• [Parts of the exercise]
#1 Using the text below on installing vessel accessories, decide whether each statement agrees with it: (a) the second section needs shapes cut out of the vessel wall; (b) pass through accessories are tacked from the inside of the vessel; (c) workers inside the vessel control the LRT with its touch screen. Answer yes or no for each, and quote the words that decide it.
#2 Carry on the text about installing vessel accessories, starting after its last sentence.

• [Extract provided]
Thereafter, the LRT controller displays via its screen the positions and orientations of the third level accessories to be mounted to the vessel welt. At this level, ladder clips, ladder sections and cages, gauge board clips and gauge board sections, are installed to the surface of the vessel wall.
 INSTALLATION OF SECOND SECTION ACCESSORIES--On this section of the vessel surface accessories such as ladder clips, ladder and cage sections, gauge board sections and clips, and platforms are installed. Contrary to the other section, the second section requires shapes to be cut out of the vessel wall allowing for the installation of a loading spout, couplings, a burner throat flange, and burner supports.
 Once the previous manual task completed the LRTs controller is informed via its touch screen, the LRT then raises the vessel assembly to an appropriate working level, rotation is initiated for the external robotic etching of surface accessories, the cutting of pass through accessory holes with the internal robot, then the LRT stops, and displays relative accessories information for this level's accessories, and awaits an input to continue. At this time, an operator notifies the LRT controller, the LRT lifts and rotates the vessel assembly until the doorway access to the inside of the vessel is exposed and accessible for workers to enter the inside of the vessel onto the LRTs centre column. Once the vessel is positioned by the LRT, welders and operators are notified via the LRT controller display screen. Thereupon, workers enter the vessel onto the LRTs centre column, take control of the LRT via its handheld control unit, and rotate, lift, and/or lower the vessel assembly to accommodate the installations of all pass through accessories and internally mounted surface accessories. Pass through accessory installations commence with the installation and weld of any repads as required by the vessel's specifications, installation and tacking of all pass through accessories from the outside of the vessel, and complete welding of all pass through accessories from the inside and outside of the vessel, installing and welding of the burner support system inside the vessel, as well as installing and securing the burner inside the vessel.

(Data records)
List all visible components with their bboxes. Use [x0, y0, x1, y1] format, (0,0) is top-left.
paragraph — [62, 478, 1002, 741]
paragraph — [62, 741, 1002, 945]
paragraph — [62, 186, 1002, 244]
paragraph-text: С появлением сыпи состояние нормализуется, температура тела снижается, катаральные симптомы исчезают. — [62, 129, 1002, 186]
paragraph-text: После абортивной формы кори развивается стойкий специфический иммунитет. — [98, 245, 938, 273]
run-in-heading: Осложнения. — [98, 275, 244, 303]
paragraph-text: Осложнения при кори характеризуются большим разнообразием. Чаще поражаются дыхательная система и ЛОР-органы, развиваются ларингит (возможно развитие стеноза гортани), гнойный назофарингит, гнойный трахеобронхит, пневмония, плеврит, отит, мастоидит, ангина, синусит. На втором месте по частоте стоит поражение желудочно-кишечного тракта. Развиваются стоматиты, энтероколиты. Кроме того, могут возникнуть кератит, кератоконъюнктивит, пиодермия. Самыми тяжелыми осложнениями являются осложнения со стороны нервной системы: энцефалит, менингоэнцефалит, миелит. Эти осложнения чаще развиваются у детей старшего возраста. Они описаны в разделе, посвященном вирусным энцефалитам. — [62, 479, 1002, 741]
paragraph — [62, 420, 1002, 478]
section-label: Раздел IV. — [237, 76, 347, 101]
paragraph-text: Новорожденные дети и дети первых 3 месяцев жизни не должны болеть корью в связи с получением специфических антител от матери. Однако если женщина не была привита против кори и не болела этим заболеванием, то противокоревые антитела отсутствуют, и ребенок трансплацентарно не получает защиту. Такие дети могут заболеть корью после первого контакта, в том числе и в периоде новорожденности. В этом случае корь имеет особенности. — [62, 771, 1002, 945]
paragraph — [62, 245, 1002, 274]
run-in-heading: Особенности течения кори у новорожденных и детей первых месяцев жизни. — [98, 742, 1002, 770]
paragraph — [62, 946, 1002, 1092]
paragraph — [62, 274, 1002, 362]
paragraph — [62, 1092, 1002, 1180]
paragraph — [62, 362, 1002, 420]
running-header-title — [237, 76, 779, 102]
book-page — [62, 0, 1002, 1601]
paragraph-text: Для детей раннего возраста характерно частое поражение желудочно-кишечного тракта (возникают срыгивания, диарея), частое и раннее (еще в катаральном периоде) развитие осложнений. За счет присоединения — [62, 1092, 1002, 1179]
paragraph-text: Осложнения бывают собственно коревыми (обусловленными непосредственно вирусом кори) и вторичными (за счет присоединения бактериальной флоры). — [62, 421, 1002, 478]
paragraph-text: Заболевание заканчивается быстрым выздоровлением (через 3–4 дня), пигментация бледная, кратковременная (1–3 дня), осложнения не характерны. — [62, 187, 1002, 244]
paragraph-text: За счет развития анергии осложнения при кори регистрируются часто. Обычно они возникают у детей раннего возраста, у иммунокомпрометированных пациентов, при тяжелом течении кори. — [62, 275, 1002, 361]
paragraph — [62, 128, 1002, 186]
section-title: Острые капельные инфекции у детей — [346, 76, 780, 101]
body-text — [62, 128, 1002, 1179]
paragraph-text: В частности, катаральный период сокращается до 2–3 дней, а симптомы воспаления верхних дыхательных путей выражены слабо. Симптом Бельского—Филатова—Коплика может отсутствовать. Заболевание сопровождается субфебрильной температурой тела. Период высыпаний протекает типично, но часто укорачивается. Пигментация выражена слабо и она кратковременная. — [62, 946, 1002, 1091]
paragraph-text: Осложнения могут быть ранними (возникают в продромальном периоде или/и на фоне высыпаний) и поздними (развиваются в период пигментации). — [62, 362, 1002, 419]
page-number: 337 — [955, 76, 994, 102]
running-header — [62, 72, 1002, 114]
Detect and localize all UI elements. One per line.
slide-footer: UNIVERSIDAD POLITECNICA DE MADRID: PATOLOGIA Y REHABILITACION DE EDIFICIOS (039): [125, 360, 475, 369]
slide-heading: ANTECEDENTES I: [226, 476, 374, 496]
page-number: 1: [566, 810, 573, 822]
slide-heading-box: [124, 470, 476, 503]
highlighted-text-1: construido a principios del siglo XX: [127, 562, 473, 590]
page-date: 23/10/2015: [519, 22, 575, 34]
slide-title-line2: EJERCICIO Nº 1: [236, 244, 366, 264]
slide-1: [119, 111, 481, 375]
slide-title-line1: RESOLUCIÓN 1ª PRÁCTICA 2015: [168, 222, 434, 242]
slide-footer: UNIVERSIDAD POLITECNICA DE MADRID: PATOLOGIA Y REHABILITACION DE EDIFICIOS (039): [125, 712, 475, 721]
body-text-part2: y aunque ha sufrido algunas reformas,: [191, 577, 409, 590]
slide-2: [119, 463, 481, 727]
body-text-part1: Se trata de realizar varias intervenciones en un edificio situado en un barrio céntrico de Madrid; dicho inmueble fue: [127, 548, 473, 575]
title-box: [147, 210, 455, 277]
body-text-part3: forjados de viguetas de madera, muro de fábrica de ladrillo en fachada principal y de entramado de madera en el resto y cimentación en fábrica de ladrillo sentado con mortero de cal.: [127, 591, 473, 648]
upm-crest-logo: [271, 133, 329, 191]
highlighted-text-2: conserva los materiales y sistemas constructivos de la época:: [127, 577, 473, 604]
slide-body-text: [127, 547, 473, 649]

• [Results for each task]
#1
(a) Yes: "the second section requires shapes to be cut out of the vessel wall"
(b) No: "installation and tacking of all pass through accessories from the outside of the vessel"
(c) No: "take control of the LRT via its handheld control unit"

#2
 Once all accessories installations are completed on the second section, workers exit the vessel and the LRT controller is informed. Upon completion of this last task, all workers exit the vessel, and the LRTs controller is informed via its touch screen control. The vessel is then raised to an appropriate height for the installation of all first section accessories from the outside and inside of the vessel.
 INSTALLATION OF FIRST SECTION ACCESSORIES--The sequence of assembly of the second section accessories is then repeated for all first section accessories. This section requires ladder dips, ladder and cage sections, gauge board sections and clips, hauling pads, and enviro-vault hinges, if required, to be installed and welded to the exterior wall of the vessel, as well as pass through accessories such as flanges, and couplings. Once these tasks are completed workers exit the vessel and inform the LRT of completion.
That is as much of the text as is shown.